> What you should do
Go through the records below line by line. Count the lines with "justo" and give the count alone.

[Stored data]

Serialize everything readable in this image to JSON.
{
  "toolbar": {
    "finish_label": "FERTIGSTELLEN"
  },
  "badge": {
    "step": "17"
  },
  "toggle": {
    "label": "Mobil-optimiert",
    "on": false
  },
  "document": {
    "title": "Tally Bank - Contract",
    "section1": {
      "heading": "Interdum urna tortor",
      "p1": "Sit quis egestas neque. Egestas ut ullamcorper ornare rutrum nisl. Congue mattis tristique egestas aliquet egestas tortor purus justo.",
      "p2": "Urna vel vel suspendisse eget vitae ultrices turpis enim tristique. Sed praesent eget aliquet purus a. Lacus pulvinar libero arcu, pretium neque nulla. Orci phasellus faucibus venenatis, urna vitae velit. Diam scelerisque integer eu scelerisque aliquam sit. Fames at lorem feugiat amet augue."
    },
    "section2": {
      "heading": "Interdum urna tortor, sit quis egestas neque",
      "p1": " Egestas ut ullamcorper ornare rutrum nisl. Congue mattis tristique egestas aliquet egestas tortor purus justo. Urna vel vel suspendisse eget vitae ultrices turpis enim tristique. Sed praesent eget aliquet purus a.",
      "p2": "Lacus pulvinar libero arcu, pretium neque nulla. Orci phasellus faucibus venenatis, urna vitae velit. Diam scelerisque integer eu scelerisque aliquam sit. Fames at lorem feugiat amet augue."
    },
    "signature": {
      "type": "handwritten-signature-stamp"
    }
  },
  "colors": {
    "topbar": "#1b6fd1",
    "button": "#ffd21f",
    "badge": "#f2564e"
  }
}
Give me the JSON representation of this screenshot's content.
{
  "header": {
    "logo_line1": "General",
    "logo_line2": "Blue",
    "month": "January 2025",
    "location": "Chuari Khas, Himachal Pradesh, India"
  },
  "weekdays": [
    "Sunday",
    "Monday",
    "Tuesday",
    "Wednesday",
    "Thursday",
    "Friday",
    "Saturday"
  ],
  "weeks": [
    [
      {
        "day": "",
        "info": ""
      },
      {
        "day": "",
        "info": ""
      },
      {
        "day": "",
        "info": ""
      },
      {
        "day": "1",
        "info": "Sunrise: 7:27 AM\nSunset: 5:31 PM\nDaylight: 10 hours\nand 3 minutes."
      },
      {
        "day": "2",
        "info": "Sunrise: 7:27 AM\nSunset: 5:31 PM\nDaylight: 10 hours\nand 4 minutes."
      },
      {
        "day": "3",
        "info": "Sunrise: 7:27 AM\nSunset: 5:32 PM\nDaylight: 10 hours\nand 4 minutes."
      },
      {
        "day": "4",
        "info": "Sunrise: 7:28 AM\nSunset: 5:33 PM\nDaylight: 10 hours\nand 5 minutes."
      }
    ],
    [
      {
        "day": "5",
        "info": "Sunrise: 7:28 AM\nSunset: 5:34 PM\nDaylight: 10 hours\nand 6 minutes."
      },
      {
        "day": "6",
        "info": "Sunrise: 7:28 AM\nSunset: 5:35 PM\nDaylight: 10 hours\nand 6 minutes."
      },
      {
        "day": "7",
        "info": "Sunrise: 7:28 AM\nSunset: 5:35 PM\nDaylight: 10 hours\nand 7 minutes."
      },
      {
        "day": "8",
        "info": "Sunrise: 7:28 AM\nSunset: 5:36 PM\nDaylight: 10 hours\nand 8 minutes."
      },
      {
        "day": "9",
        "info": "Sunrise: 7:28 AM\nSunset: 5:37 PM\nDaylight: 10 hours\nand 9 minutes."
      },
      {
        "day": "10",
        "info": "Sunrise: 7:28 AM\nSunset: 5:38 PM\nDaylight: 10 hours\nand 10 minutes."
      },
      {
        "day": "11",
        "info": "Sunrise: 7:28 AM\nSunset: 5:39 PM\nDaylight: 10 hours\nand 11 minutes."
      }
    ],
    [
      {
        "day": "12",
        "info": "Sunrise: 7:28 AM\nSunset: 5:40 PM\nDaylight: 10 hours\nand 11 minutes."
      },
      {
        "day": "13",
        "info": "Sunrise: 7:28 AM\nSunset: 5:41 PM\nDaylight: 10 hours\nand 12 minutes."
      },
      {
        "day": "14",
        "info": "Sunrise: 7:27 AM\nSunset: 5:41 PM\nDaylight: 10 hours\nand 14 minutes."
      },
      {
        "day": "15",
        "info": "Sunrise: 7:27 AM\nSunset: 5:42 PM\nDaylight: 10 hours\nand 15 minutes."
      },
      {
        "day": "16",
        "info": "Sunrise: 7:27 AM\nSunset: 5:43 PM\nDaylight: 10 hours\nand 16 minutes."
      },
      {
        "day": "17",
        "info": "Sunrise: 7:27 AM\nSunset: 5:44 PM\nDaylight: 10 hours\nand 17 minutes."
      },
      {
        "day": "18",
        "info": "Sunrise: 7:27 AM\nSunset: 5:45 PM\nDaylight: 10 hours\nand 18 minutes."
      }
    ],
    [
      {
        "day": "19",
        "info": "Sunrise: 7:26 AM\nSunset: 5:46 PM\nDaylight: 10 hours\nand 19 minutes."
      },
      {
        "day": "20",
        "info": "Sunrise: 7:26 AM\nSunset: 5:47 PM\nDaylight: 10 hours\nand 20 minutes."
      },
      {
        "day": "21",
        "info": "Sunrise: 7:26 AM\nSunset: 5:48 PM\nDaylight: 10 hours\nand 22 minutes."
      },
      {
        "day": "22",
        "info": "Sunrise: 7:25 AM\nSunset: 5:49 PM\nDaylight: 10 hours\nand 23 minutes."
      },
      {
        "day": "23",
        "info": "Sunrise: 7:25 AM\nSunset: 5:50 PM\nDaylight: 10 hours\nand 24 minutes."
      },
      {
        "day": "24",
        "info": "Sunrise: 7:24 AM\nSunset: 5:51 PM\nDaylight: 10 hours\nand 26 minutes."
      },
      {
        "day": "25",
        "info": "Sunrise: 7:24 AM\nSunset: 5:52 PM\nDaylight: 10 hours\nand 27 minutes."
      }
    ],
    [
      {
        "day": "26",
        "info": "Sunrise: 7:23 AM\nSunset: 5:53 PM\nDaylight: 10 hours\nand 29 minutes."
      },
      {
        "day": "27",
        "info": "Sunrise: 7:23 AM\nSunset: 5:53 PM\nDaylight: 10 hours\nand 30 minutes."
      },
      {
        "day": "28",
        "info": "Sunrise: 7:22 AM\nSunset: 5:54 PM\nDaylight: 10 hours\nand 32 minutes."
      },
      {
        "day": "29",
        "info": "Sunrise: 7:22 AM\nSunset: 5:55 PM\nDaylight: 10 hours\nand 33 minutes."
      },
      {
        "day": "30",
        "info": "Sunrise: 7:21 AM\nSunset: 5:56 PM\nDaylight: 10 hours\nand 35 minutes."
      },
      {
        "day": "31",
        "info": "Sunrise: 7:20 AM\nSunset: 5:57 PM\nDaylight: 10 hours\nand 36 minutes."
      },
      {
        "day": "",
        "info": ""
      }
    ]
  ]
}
* * *
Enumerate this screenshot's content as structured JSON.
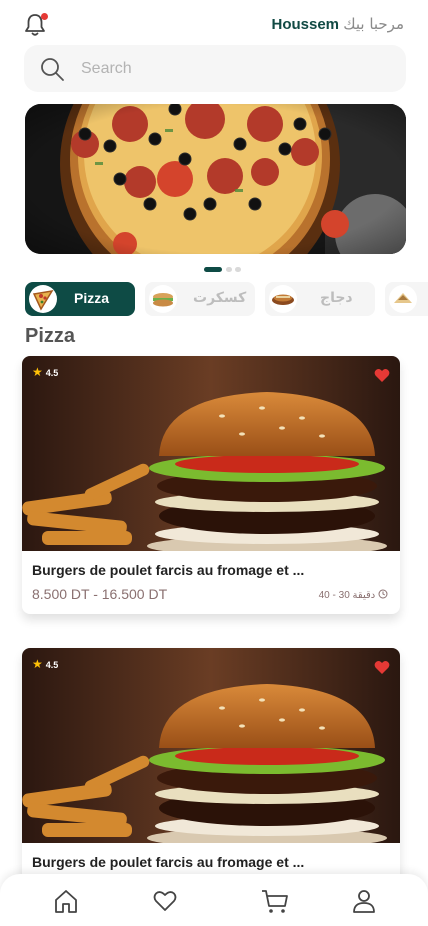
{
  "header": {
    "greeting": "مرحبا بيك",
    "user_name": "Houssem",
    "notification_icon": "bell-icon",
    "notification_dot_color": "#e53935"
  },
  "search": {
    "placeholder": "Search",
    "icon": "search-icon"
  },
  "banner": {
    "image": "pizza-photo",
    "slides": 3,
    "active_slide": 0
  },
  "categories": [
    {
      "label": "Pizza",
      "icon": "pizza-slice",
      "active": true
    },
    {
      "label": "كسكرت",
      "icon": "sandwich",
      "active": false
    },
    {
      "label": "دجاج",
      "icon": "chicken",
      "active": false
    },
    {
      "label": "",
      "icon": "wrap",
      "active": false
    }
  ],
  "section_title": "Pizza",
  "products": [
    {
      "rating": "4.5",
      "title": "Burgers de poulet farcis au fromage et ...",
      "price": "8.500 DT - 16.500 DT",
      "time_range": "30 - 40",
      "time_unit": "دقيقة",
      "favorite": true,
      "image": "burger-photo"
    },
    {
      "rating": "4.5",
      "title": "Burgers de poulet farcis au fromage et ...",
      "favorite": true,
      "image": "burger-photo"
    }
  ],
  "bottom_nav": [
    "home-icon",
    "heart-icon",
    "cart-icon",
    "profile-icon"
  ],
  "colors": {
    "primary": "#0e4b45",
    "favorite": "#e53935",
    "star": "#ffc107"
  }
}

> Answer to the problem
2